┌────────
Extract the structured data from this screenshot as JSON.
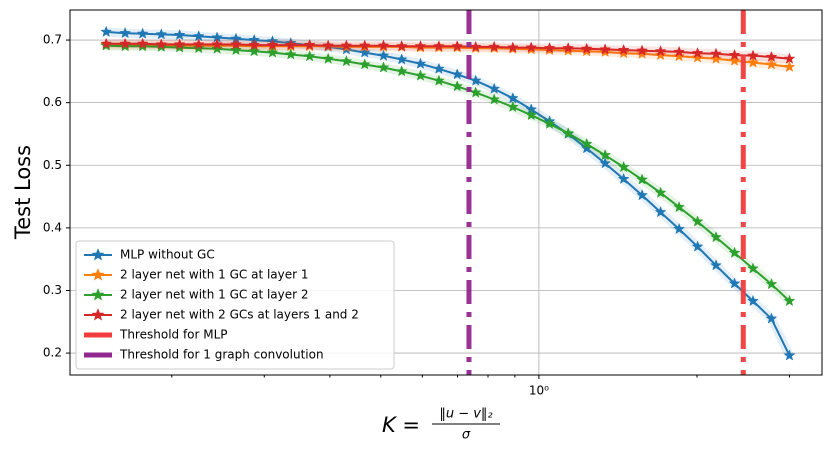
{
  "chart_data": {
    "type": "line",
    "ylabel": "Test Loss",
    "xlabel": {
      "lhs": "K =",
      "numerator": "‖u − v‖₂",
      "denominator": "σ"
    },
    "xscale": "log",
    "x": [
      0.15,
      0.163,
      0.176,
      0.191,
      0.207,
      0.225,
      0.244,
      0.265,
      0.287,
      0.311,
      0.337,
      0.366,
      0.397,
      0.43,
      0.466,
      0.506,
      0.548,
      0.595,
      0.645,
      0.699,
      0.758,
      0.822,
      0.892,
      0.967,
      1.048,
      1.137,
      1.233,
      1.337,
      1.45,
      1.572,
      1.705,
      1.849,
      2.005,
      2.174,
      2.358,
      2.557,
      2.772,
      3.0
    ],
    "series": [
      {
        "name": "MLP without GC",
        "color": "#1f77b4",
        "values": [
          0.713,
          0.711,
          0.71,
          0.709,
          0.708,
          0.706,
          0.704,
          0.702,
          0.7,
          0.698,
          0.695,
          0.692,
          0.689,
          0.685,
          0.68,
          0.675,
          0.669,
          0.662,
          0.654,
          0.645,
          0.635,
          0.622,
          0.607,
          0.589,
          0.57,
          0.55,
          0.527,
          0.503,
          0.478,
          0.452,
          0.425,
          0.398,
          0.37,
          0.34,
          0.311,
          0.283,
          0.255,
          0.196
        ]
      },
      {
        "name": "2 layer net with 1 GC at layer 1",
        "color": "#ff7f0e",
        "values": [
          0.692,
          0.692,
          0.692,
          0.692,
          0.691,
          0.691,
          0.691,
          0.691,
          0.69,
          0.69,
          0.69,
          0.69,
          0.69,
          0.689,
          0.689,
          0.689,
          0.689,
          0.688,
          0.688,
          0.688,
          0.687,
          0.687,
          0.686,
          0.685,
          0.684,
          0.683,
          0.682,
          0.681,
          0.679,
          0.678,
          0.676,
          0.674,
          0.672,
          0.67,
          0.667,
          0.664,
          0.661,
          0.657
        ]
      },
      {
        "name": "2 layer net with 1 GC at layer 2",
        "color": "#2ca02c",
        "values": [
          0.691,
          0.69,
          0.69,
          0.689,
          0.688,
          0.687,
          0.686,
          0.684,
          0.682,
          0.68,
          0.677,
          0.674,
          0.67,
          0.666,
          0.661,
          0.656,
          0.65,
          0.643,
          0.635,
          0.626,
          0.616,
          0.605,
          0.593,
          0.58,
          0.566,
          0.551,
          0.534,
          0.516,
          0.497,
          0.477,
          0.456,
          0.433,
          0.41,
          0.385,
          0.36,
          0.335,
          0.31,
          0.283
        ]
      },
      {
        "name": "2 layer net with 2 GCs at layers 1 and 2",
        "color": "#d62728",
        "values": [
          0.694,
          0.694,
          0.694,
          0.693,
          0.693,
          0.693,
          0.693,
          0.693,
          0.692,
          0.692,
          0.692,
          0.692,
          0.691,
          0.691,
          0.691,
          0.691,
          0.69,
          0.69,
          0.69,
          0.69,
          0.689,
          0.689,
          0.688,
          0.688,
          0.687,
          0.687,
          0.686,
          0.685,
          0.684,
          0.683,
          0.682,
          0.681,
          0.679,
          0.678,
          0.676,
          0.675,
          0.673,
          0.67
        ]
      }
    ],
    "vlines": [
      {
        "name": "Threshold for MLP",
        "color": "#f03c3c",
        "x": 2.45
      },
      {
        "name": "Threshold for 1 graph convolution",
        "color": "#92278f",
        "x": 0.736
      }
    ],
    "xlim": [
      0.128,
      3.46
    ],
    "ylim": [
      0.165,
      0.748
    ],
    "xticks": [
      {
        "value": 1,
        "label": "10⁰"
      }
    ],
    "xminorticks": [
      0.2,
      0.3,
      0.4,
      0.5,
      0.6,
      0.7,
      0.8,
      0.9,
      2,
      3
    ],
    "yticks": [
      0.2,
      0.3,
      0.4,
      0.5,
      0.6,
      0.7
    ],
    "grid": true,
    "legend": "lower left"
  }
}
└────────
* Aim of the exercise
Copy the whole listing above word for word but do not carry over the pictures.

* Written solution
Extract the structured data from this screenshot as JSON.
{
  "chart_data": {
    "type": "line",
    "ylabel": "Test Loss",
    "xlabel": {
      "lhs": "K =",
      "numerator": "‖u − v‖₂",
      "denominator": "σ"
    },
    "xscale": "log",
    "x": [
      0.15,
      0.163,
      0.176,
      0.191,
      0.207,
      0.225,
      0.244,
      0.265,
      0.287,
      0.311,
      0.337,
      0.366,
      0.397,
      0.43,
      0.466,
      0.506,
      0.548,
      0.595,
      0.645,
      0.699,
      0.758,
      0.822,
      0.892,
      0.967,
      1.048,
      1.137,
      1.233,
      1.337,
      1.45,
      1.572,
      1.705,
      1.849,
      2.005,
      2.174,
      2.358,
      2.557,
      2.772,
      3.0
    ],
    "series": [
      {
        "name": "MLP without GC",
        "color": "#1f77b4",
        "values": [
          0.713,
          0.711,
          0.71,
          0.709,
          0.708,
          0.706,
          0.704,
          0.702,
          0.7,
          0.698,
          0.695,
          0.692,
          0.689,
          0.685,
          0.68,
          0.675,
          0.669,
          0.662,
          0.654,
          0.645,
          0.635,
          0.622,
          0.607,
          0.589,
          0.57,
          0.55,
          0.527,
          0.503,
          0.478,
          0.452,
          0.425,
          0.398,
          0.37,
          0.34,
          0.311,
          0.283,
          0.255,
          0.196
        ]
      },
      {
        "name": "2 layer net with 1 GC at layer 1",
        "color": "#ff7f0e",
        "values": [
          0.692,
          0.692,
          0.692,
          0.692,
          0.691,
          0.691,
          0.691,
          0.691,
          0.69,
          0.69,
          0.69,
          0.69,
          0.69,
          0.689,
          0.689,
          0.689,
          0.689,
          0.688,
          0.688,
          0.688,
          0.687,
          0.687,
          0.686,
          0.685,
          0.684,
          0.683,
          0.682,
          0.681,
          0.679,
          0.678,
          0.676,
          0.674,
          0.672,
          0.67,
          0.667,
          0.664,
          0.661,
          0.657
        ]
      },
      {
        "name": "2 layer net with 1 GC at layer 2",
        "color": "#2ca02c",
        "values": [
          0.691,
          0.69,
          0.69,
          0.689,
          0.688,
          0.687,
          0.686,
          0.684,
          0.682,
          0.68,
          0.677,
          0.674,
          0.67,
          0.666,
          0.661,
          0.656,
          0.65,
          0.643,
          0.635,
          0.626,
          0.616,
          0.605,
          0.593,
          0.58,
          0.566,
          0.551,
          0.534,
          0.516,
          0.497,
          0.477,
          0.456,
          0.433,
          0.41,
          0.385,
          0.36,
          0.335,
          0.31,
          0.283
        ]
      },
      {
        "name": "2 layer net with 2 GCs at layers 1 and 2",
        "color": "#d62728",
        "values": [
          0.694,
          0.694,
          0.694,
          0.693,
          0.693,
          0.693,
          0.693,
          0.693,
          0.692,
          0.692,
          0.692,
          0.692,
          0.691,
          0.691,
          0.691,
          0.691,
          0.69,
          0.69,
          0.69,
          0.69,
          0.689,
          0.689,
          0.688,
          0.688,
          0.687,
          0.687,
          0.686,
          0.685,
          0.684,
          0.683,
          0.682,
          0.681,
          0.679,
          0.678,
          0.676,
          0.675,
          0.673,
          0.67
        ]
      }
    ],
    "vlines": [
      {
        "name": "Threshold for MLP",
        "color": "#f03c3c",
        "x": 2.45
      },
      {
        "name": "Threshold for 1 graph convolution",
        "color": "#92278f",
        "x": 0.736
      }
    ],
    "xlim": [
      0.128,
      3.46
    ],
    "ylim": [
      0.165,
      0.748
    ],
    "xticks": [
      {
        "value": 1,
        "label": "10⁰"
      }
    ],
    "xminorticks": [
      0.2,
      0.3,
      0.4,
      0.5,
      0.6,
      0.7,
      0.8,
      0.9,
      2,
      3
    ],
    "yticks": [
      0.2,
      0.3,
      0.4,
      0.5,
      0.6,
      0.7
    ],
    "grid": true,
    "legend": "lower left"
  }
}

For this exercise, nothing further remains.